### TASK STATEMENT
Find the string "Параграф" in the data, then copy every line where it is found.

### RECORD SET

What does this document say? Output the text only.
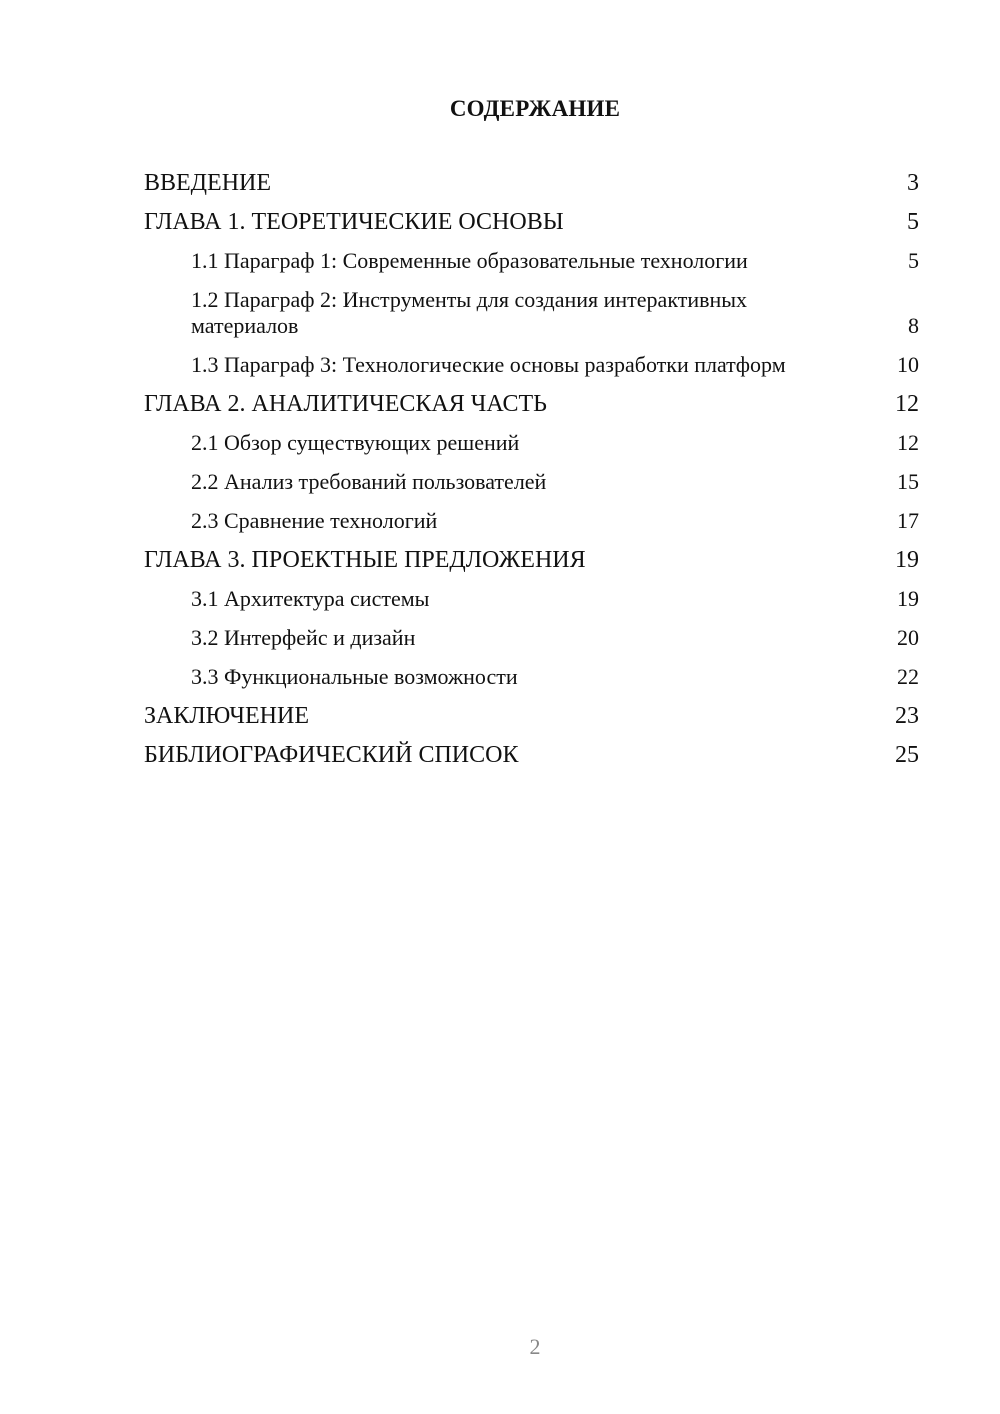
СОДЕРЖАНИЕ
ВВЕДЕНИЕ	3
ГЛАВА 1. ТЕОРЕТИЧЕСКИЕ ОСНОВЫ	5
1.1 Параграф 1: Современные образовательные технологии	5
1.2 Параграф 2: Инструменты для создания интерактивных материалов	8
1.3 Параграф 3: Технологические основы разработки платформ	10
ГЛАВА 2. АНАЛИТИЧЕСКАЯ ЧАСТЬ	12
2.1 Обзор существующих решений	12
2.2 Анализ требований пользователей	15
2.3 Сравнение технологий	17
ГЛАВА 3. ПРОЕКТНЫЕ ПРЕДЛОЖЕНИЯ	19
3.1 Архитектура системы	19
3.2 Интерфейс и дизайн	20
3.3 Функциональные возможности	22
ЗАКЛЮЧЕНИЕ	23
БИБЛИОГРАФИЧЕСКИЙ СПИСОК	25
2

### RESULT OF THE EXERCISE
1.1 Параграф 1: Современные образовательные технологии	5
1.2 Параграф 2: Инструменты для создания интерактивных материалов	8
1.3 Параграф 3: Технологические основы разработки платформ	10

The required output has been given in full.